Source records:
'''

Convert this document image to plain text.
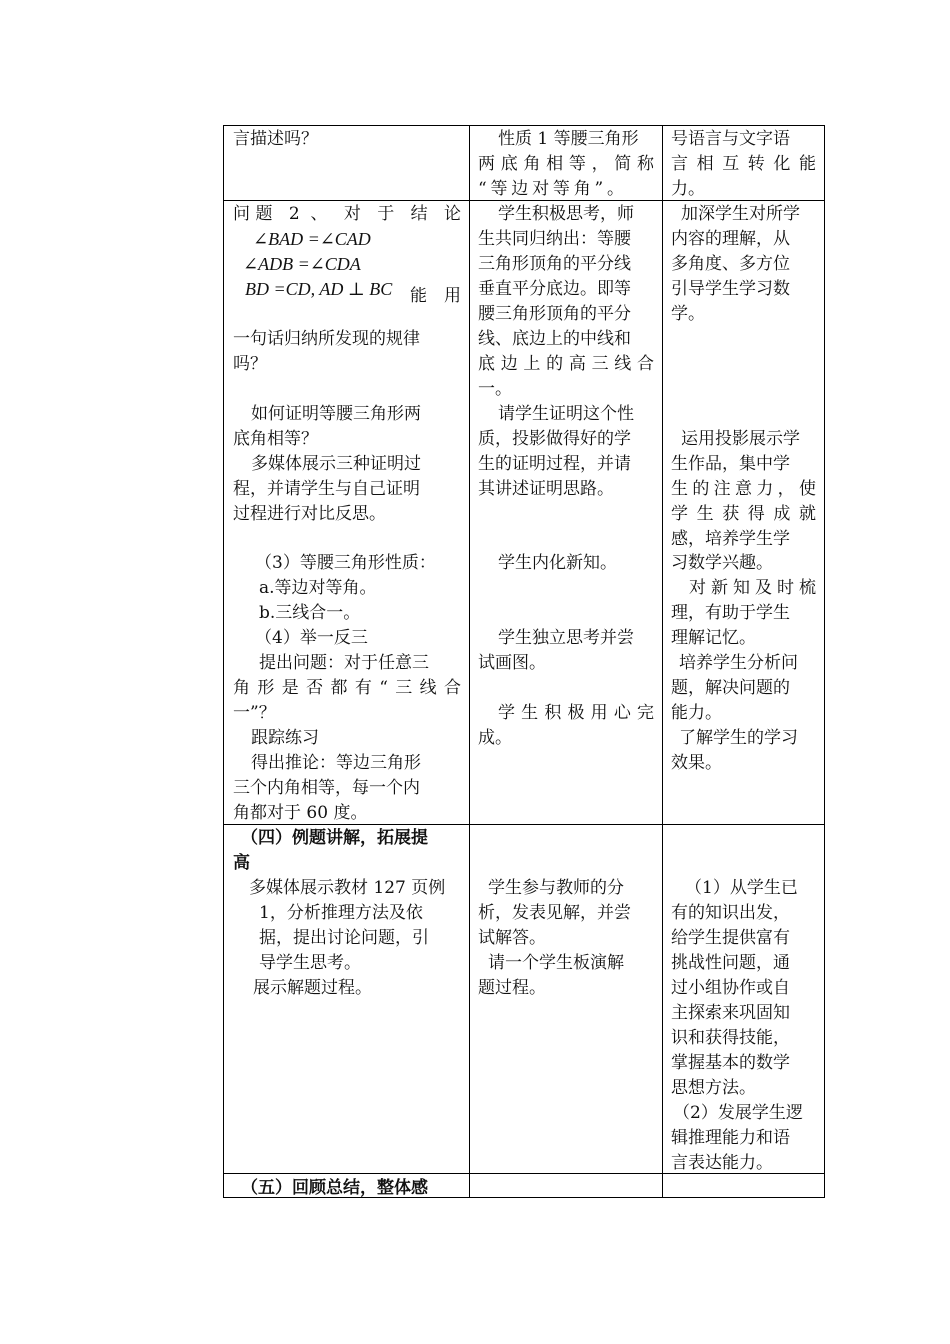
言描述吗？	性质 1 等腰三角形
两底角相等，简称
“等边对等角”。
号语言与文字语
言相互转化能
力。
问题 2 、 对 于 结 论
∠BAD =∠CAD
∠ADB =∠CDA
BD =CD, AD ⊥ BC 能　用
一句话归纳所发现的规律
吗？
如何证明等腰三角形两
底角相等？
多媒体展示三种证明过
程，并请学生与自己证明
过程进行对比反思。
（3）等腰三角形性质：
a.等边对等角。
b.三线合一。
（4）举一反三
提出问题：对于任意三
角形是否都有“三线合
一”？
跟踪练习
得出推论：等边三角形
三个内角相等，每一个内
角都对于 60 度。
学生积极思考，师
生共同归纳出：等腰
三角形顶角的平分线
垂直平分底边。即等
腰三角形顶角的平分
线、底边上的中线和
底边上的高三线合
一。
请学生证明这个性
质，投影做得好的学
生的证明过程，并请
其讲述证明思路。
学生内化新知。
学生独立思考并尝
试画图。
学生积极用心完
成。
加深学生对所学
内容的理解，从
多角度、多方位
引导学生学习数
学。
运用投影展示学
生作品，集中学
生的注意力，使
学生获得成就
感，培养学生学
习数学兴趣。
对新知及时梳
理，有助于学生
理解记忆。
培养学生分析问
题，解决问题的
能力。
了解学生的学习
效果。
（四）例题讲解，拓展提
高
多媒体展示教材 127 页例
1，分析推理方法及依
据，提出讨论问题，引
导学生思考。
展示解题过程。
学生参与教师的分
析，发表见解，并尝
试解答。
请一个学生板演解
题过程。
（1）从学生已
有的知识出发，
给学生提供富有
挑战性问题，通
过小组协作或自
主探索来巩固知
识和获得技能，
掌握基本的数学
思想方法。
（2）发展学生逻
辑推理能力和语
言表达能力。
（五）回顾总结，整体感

'''
'''

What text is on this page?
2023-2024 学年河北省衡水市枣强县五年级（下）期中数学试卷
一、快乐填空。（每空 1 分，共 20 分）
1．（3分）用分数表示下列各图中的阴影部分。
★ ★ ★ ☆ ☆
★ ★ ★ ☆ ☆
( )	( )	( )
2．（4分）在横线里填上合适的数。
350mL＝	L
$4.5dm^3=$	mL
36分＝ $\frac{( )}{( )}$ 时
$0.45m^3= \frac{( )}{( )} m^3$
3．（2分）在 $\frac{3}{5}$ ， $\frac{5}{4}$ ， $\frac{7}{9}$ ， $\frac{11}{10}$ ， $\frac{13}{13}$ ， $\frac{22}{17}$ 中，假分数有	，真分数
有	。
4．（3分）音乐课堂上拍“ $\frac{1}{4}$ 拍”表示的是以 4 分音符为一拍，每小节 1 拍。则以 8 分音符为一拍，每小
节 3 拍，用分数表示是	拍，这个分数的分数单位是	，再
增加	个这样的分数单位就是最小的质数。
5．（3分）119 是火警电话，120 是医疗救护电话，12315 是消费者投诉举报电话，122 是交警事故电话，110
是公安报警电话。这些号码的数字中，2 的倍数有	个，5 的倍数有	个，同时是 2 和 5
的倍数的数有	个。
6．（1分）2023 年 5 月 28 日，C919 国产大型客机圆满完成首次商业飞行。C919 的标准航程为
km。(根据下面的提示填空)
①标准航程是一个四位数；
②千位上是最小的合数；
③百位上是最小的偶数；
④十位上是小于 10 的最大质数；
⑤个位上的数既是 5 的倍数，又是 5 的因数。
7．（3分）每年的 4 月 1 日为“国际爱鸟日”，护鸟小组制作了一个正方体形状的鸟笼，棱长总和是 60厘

'''

* [STATED PROBLEM]
Count every line of the records that holds the string "frac". Write only the total.

* [TASK ANSWER]
4